**RECORDS FOR PROCESSING**
** begin **

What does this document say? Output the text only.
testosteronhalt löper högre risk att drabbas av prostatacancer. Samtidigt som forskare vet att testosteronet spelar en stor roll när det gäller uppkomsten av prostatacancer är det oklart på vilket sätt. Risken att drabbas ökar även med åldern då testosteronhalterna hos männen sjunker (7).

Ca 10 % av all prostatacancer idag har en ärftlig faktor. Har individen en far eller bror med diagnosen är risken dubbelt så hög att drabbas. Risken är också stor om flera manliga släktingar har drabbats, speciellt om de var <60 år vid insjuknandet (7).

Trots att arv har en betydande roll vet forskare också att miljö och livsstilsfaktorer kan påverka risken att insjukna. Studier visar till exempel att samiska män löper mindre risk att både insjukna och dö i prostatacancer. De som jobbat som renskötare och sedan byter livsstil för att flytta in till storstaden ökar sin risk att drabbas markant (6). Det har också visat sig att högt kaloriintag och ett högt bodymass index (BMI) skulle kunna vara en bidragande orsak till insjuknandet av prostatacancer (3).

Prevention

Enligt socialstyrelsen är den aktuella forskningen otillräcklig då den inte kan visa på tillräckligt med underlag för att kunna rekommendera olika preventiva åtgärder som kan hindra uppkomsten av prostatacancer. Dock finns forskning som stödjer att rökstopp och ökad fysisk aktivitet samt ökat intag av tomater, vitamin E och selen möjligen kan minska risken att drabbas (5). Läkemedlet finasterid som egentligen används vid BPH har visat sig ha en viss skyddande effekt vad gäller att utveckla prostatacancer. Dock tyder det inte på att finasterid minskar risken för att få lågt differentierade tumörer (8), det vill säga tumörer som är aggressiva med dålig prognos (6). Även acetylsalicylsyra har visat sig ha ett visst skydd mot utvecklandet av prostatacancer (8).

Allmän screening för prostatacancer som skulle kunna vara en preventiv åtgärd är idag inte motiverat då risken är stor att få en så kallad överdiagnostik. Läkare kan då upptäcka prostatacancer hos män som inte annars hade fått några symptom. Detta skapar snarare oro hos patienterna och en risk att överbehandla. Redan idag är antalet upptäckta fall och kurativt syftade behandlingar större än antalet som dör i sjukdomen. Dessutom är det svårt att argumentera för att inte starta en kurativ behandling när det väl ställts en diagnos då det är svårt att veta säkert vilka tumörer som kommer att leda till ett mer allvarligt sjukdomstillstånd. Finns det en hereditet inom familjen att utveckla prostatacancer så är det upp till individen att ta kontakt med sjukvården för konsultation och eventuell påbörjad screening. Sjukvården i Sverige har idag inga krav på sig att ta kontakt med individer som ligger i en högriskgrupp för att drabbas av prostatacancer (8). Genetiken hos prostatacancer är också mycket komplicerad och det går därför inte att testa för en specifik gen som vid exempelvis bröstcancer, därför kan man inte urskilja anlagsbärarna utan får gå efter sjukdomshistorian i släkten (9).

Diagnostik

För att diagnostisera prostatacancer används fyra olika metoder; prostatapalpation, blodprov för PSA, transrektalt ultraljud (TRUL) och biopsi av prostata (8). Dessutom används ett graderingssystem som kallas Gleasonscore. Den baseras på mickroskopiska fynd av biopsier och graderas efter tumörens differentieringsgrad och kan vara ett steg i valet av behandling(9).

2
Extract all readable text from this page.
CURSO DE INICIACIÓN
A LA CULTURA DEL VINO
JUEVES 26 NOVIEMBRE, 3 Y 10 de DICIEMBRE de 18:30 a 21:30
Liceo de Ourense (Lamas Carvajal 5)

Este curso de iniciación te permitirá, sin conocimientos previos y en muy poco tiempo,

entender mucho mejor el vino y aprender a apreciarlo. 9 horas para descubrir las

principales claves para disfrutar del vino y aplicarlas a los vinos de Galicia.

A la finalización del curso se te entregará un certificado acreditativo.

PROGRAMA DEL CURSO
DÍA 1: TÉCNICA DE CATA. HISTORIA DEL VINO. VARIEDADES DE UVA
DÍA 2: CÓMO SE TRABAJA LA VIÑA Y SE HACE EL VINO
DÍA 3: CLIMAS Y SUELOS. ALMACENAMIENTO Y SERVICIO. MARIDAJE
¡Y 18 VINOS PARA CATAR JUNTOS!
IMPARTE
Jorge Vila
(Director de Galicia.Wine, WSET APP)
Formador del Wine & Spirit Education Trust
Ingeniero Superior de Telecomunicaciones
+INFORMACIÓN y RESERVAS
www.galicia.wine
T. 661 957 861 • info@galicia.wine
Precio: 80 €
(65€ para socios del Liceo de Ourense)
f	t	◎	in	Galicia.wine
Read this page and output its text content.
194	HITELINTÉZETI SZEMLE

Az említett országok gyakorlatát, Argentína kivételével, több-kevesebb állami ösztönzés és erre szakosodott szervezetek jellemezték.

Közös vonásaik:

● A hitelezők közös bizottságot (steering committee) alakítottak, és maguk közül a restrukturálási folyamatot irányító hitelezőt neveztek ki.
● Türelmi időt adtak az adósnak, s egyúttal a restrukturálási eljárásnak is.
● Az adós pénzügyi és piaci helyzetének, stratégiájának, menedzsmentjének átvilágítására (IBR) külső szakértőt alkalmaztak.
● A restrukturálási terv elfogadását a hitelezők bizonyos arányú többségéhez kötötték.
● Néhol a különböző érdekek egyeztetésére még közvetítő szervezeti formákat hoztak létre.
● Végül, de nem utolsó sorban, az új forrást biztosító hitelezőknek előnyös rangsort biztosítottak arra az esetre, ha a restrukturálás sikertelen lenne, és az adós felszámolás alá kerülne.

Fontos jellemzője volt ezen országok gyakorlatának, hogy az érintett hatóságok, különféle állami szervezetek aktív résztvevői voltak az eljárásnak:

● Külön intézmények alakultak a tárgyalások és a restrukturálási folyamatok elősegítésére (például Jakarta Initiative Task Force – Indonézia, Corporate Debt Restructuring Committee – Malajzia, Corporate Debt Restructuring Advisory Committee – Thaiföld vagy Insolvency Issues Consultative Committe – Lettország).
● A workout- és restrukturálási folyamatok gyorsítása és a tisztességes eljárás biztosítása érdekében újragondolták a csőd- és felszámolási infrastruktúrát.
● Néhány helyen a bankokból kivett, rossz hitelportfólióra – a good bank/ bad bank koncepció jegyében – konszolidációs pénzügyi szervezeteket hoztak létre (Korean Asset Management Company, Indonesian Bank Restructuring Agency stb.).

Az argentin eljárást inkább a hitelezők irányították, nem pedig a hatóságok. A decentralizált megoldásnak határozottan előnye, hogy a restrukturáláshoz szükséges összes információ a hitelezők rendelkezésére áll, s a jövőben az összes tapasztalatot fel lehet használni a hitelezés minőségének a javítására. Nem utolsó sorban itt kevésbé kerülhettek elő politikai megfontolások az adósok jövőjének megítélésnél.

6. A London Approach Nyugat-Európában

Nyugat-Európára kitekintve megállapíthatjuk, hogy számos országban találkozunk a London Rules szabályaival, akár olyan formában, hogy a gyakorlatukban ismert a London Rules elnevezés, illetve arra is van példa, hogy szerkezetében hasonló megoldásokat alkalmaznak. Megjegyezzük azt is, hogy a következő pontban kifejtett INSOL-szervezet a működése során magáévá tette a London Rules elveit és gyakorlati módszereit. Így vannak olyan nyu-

** end **

Show every line of the listing in which the string "arra" can be found.

**CORRECT RESULT**
● Végül, de nem utolsó sorban, az új forrást biztosító hitelezőknek előnyös rangsort biztosítottak arra az esetre, ha a restrukturálás sikertelen lenne, és az adós felszámolás alá kerülne.
Nyugat-Európára kitekintve megállapíthatjuk, hogy számos országban találkozunk a London Rules szabályaival, akár olyan formában, hogy a gyakorlatukban ismert a London Rules elnevezés, illetve arra is van példa, hogy szerkezetében hasonló megoldásokat alkalmaznak. Megjegyezzük azt is, hogy a következő pontban kifejtett INSOL-szervezet a működése során magáévá tette a London Rules elveit és gyakorlati módszereit. Így vannak olyan nyu-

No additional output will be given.